__Exercise task__
Reproduce every entry exactly, without alteration.

Dataset entries on figures:
[Begin]

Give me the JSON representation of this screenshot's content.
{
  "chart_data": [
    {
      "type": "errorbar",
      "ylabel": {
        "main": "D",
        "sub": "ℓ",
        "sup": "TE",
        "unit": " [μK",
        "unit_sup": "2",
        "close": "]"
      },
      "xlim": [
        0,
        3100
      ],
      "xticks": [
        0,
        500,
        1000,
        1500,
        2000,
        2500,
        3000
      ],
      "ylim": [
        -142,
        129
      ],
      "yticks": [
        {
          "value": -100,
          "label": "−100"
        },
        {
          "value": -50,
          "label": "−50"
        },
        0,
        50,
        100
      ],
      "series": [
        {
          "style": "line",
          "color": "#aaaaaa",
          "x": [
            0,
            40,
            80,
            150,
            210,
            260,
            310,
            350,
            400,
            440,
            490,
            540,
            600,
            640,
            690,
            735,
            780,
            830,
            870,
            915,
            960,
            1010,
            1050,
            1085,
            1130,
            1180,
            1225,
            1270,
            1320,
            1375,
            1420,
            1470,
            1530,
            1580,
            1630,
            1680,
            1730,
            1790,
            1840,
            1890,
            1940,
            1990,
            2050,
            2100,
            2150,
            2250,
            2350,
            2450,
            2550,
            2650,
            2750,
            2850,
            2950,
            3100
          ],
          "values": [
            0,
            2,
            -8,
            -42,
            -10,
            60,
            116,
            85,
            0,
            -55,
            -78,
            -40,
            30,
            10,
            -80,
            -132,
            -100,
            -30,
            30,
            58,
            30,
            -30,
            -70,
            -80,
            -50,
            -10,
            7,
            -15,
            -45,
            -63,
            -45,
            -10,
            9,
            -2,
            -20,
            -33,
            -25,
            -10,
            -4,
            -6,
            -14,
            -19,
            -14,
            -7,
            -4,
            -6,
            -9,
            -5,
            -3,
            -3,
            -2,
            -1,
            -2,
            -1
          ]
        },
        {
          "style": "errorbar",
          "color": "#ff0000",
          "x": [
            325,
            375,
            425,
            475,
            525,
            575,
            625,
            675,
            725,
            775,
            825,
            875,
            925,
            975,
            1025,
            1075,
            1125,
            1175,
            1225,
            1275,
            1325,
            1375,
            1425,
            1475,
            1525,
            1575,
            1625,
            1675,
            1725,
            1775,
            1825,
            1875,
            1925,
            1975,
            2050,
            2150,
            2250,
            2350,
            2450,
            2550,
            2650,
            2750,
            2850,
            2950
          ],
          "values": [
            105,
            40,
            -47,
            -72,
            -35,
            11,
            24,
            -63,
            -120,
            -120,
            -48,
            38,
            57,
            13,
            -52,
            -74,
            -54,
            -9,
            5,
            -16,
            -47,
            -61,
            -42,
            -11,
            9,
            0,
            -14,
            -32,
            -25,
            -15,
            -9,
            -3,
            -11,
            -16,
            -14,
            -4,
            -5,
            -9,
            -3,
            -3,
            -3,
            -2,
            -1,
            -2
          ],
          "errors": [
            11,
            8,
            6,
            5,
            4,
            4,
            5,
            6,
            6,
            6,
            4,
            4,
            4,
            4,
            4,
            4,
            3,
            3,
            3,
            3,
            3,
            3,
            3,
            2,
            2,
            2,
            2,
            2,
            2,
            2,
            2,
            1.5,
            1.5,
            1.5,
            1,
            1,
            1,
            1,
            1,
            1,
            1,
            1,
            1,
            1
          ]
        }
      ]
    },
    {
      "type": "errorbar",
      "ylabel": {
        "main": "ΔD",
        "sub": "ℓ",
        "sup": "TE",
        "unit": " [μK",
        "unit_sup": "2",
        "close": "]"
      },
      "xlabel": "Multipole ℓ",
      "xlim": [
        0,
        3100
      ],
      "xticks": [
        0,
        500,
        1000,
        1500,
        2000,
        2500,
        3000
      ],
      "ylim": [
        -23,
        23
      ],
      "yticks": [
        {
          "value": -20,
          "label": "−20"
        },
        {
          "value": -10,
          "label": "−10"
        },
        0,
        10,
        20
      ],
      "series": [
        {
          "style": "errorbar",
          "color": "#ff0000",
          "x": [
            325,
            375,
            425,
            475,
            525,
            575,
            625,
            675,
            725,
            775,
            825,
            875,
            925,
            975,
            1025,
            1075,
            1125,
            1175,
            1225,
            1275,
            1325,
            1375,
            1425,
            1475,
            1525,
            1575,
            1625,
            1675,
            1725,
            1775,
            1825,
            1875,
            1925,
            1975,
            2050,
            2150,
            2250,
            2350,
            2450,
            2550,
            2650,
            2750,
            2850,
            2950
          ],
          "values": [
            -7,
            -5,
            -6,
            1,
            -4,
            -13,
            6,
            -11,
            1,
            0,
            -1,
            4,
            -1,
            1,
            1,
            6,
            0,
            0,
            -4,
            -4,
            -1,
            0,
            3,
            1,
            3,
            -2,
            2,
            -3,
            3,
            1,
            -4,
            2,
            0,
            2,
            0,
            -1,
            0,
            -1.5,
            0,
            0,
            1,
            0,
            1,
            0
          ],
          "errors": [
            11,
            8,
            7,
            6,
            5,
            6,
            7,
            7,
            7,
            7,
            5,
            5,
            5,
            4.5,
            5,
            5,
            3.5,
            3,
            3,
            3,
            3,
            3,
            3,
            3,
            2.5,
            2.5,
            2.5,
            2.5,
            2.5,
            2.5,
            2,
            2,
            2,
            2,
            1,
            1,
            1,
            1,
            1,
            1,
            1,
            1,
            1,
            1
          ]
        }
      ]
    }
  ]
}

[End]

__Complete answer__
Give me the JSON representation of this screenshot's content.
{
  "chart_data": [
    {
      "type": "errorbar",
      "ylabel": {
        "main": "D",
        "sub": "ℓ",
        "sup": "TE",
        "unit": " [μK",
        "unit_sup": "2",
        "close": "]"
      },
      "xlim": [
        0,
        3100
      ],
      "xticks": [
        0,
        500,
        1000,
        1500,
        2000,
        2500,
        3000
      ],
      "ylim": [
        -142,
        129
      ],
      "yticks": [
        {
          "value": -100,
          "label": "−100"
        },
        {
          "value": -50,
          "label": "−50"
        },
        0,
        50,
        100
      ],
      "series": [
        {
          "style": "line",
          "color": "#aaaaaa",
          "x": [
            0,
            40,
            80,
            150,
            210,
            260,
            310,
            350,
            400,
            440,
            490,
            540,
            600,
            640,
            690,
            735,
            780,
            830,
            870,
            915,
            960,
            1010,
            1050,
            1085,
            1130,
            1180,
            1225,
            1270,
            1320,
            1375,
            1420,
            1470,
            1530,
            1580,
            1630,
            1680,
            1730,
            1790,
            1840,
            1890,
            1940,
            1990,
            2050,
            2100,
            2150,
            2250,
            2350,
            2450,
            2550,
            2650,
            2750,
            2850,
            2950,
            3100
          ],
          "values": [
            0,
            2,
            -8,
            -42,
            -10,
            60,
            116,
            85,
            0,
            -55,
            -78,
            -40,
            30,
            10,
            -80,
            -132,
            -100,
            -30,
            30,
            58,
            30,
            -30,
            -70,
            -80,
            -50,
            -10,
            7,
            -15,
            -45,
            -63,
            -45,
            -10,
            9,
            -2,
            -20,
            -33,
            -25,
            -10,
            -4,
            -6,
            -14,
            -19,
            -14,
            -7,
            -4,
            -6,
            -9,
            -5,
            -3,
            -3,
            -2,
            -1,
            -2,
            -1
          ]
        },
        {
          "style": "errorbar",
          "color": "#ff0000",
          "x": [
            325,
            375,
            425,
            475,
            525,
            575,
            625,
            675,
            725,
            775,
            825,
            875,
            925,
            975,
            1025,
            1075,
            1125,
            1175,
            1225,
            1275,
            1325,
            1375,
            1425,
            1475,
            1525,
            1575,
            1625,
            1675,
            1725,
            1775,
            1825,
            1875,
            1925,
            1975,
            2050,
            2150,
            2250,
            2350,
            2450,
            2550,
            2650,
            2750,
            2850,
            2950
          ],
          "values": [
            105,
            40,
            -47,
            -72,
            -35,
            11,
            24,
            -63,
            -120,
            -120,
            -48,
            38,
            57,
            13,
            -52,
            -74,
            -54,
            -9,
            5,
            -16,
            -47,
            -61,
            -42,
            -11,
            9,
            0,
            -14,
            -32,
            -25,
            -15,
            -9,
            -3,
            -11,
            -16,
            -14,
            -4,
            -5,
            -9,
            -3,
            -3,
            -3,
            -2,
            -1,
            -2
          ],
          "errors": [
            11,
            8,
            6,
            5,
            4,
            4,
            5,
            6,
            6,
            6,
            4,
            4,
            4,
            4,
            4,
            4,
            3,
            3,
            3,
            3,
            3,
            3,
            3,
            2,
            2,
            2,
            2,
            2,
            2,
            2,
            2,
            1.5,
            1.5,
            1.5,
            1,
            1,
            1,
            1,
            1,
            1,
            1,
            1,
            1,
            1
          ]
        }
      ]
    },
    {
      "type": "errorbar",
      "ylabel": {
        "main": "ΔD",
        "sub": "ℓ",
        "sup": "TE",
        "unit": " [μK",
        "unit_sup": "2",
        "close": "]"
      },
      "xlabel": "Multipole ℓ",
      "xlim": [
        0,
        3100
      ],
      "xticks": [
        0,
        500,
        1000,
        1500,
        2000,
        2500,
        3000
      ],
      "ylim": [
        -23,
        23
      ],
      "yticks": [
        {
          "value": -20,
          "label": "−20"
        },
        {
          "value": -10,
          "label": "−10"
        },
        0,
        10,
        20
      ],
      "series": [
        {
          "style": "errorbar",
          "color": "#ff0000",
          "x": [
            325,
            375,
            425,
            475,
            525,
            575,
            625,
            675,
            725,
            775,
            825,
            875,
            925,
            975,
            1025,
            1075,
            1125,
            1175,
            1225,
            1275,
            1325,
            1375,
            1425,
            1475,
            1525,
            1575,
            1625,
            1675,
            1725,
            1775,
            1825,
            1875,
            1925,
            1975,
            2050,
            2150,
            2250,
            2350,
            2450,
            2550,
            2650,
            2750,
            2850,
            2950
          ],
          "values": [
            -7,
            -5,
            -6,
            1,
            -4,
            -13,
            6,
            -11,
            1,
            0,
            -1,
            4,
            -1,
            1,
            1,
            6,
            0,
            0,
            -4,
            -4,
            -1,
            0,
            3,
            1,
            3,
            -2,
            2,
            -3,
            3,
            1,
            -4,
            2,
            0,
            2,
            0,
            -1,
            0,
            -1.5,
            0,
            0,
            1,
            0,
            1,
            0
          ],
          "errors": [
            11,
            8,
            7,
            6,
            5,
            6,
            7,
            7,
            7,
            7,
            5,
            5,
            5,
            4.5,
            5,
            5,
            3.5,
            3,
            3,
            3,
            3,
            3,
            3,
            3,
            2.5,
            2.5,
            2.5,
            2.5,
            2.5,
            2.5,
            2,
            2,
            2,
            2,
            1,
            1,
            1,
            1,
            1,
            1,
            1,
            1,
            1,
            1
          ]
        }
      ]
    }
  ]
}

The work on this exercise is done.